--- Start ---
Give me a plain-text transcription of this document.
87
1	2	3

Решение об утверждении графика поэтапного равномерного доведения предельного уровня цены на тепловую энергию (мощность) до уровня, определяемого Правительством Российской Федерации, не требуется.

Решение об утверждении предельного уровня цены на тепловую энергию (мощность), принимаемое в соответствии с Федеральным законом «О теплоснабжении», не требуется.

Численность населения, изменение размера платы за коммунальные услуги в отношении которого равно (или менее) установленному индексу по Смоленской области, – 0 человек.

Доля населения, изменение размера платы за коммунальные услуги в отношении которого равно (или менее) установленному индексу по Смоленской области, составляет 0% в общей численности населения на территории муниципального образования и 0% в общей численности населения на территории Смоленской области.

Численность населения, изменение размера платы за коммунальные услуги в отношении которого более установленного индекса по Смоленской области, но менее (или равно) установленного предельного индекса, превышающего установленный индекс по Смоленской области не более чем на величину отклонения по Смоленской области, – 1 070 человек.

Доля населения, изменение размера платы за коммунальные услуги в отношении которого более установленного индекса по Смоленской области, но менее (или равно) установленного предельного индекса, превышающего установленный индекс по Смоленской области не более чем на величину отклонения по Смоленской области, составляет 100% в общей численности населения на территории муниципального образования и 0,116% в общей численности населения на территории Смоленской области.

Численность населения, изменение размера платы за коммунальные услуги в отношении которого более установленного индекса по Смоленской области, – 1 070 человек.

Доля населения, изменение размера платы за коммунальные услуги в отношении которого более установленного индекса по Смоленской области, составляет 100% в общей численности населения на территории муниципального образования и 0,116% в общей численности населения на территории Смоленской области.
--- End ---
--- Start ---
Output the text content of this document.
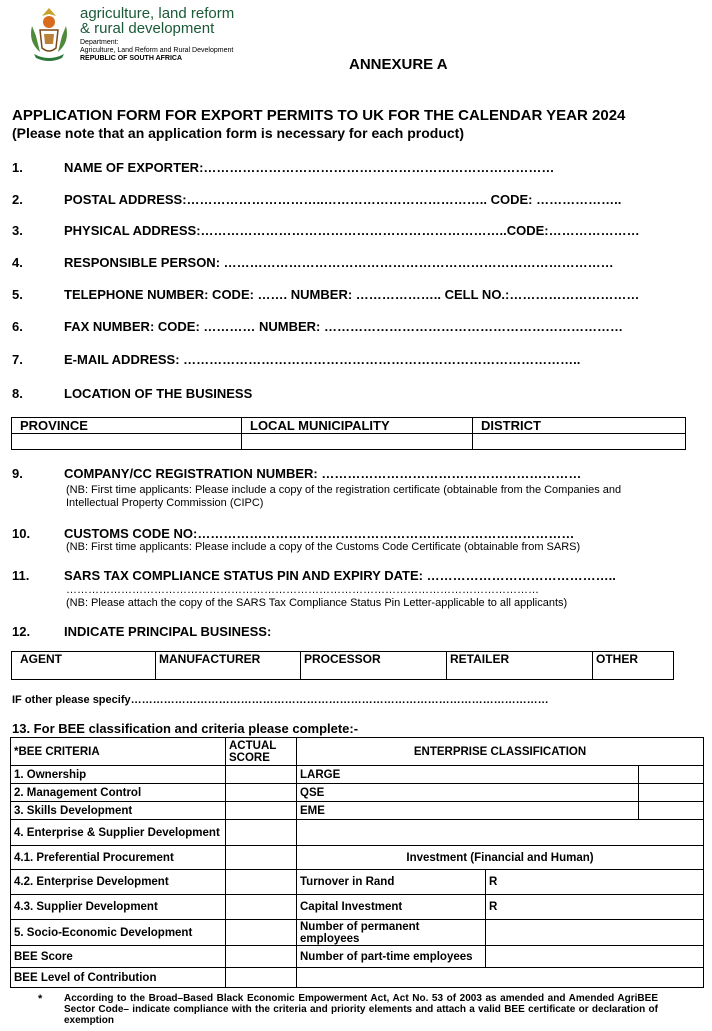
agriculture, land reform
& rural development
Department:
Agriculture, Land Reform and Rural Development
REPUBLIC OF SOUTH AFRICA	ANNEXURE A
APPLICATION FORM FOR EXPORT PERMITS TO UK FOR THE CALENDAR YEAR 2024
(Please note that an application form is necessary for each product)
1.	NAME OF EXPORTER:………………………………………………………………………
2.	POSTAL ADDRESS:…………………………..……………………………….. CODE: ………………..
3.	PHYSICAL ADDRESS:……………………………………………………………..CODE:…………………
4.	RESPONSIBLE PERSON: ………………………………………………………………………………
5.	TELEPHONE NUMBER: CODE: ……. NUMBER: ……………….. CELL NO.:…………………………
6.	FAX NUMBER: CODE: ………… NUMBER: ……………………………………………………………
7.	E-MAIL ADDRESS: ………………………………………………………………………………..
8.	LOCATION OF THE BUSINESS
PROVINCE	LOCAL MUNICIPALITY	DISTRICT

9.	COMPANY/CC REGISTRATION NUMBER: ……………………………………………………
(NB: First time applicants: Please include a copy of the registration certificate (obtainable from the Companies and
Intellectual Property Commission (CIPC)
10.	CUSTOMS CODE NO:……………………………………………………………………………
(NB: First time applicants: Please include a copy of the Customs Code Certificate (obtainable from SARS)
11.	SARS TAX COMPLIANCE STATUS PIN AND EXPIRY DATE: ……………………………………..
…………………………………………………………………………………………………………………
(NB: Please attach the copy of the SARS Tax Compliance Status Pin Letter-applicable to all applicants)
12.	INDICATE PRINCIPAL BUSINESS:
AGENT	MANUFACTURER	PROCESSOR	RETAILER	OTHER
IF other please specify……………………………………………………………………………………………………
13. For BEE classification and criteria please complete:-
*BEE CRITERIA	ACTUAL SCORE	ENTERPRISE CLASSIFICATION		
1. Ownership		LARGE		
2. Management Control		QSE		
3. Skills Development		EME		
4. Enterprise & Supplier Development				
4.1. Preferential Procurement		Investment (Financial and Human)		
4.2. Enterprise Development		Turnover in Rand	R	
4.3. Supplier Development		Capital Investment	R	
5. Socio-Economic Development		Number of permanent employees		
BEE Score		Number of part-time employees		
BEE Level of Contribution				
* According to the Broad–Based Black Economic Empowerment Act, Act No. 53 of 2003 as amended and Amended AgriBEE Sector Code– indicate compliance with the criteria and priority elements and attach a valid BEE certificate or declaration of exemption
--- End ---
--- Start ---
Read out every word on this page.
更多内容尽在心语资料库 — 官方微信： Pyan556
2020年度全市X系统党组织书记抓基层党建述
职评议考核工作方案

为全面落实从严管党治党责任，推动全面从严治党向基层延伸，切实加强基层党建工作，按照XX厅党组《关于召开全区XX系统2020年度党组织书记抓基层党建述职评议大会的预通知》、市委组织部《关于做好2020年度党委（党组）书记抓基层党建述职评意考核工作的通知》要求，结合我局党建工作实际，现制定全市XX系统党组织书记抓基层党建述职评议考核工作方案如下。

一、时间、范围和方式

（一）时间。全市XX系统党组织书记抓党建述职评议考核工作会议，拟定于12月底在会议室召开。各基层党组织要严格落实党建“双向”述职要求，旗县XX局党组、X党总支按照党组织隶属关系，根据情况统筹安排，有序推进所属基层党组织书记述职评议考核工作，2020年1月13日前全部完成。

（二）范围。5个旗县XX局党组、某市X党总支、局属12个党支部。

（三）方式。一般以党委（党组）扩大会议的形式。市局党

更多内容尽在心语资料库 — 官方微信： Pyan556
--- End ---
◆ Prompt ◆
Report the number of lines containing the string "Численность" and add nothing to it.

◆ Correct output ◆
3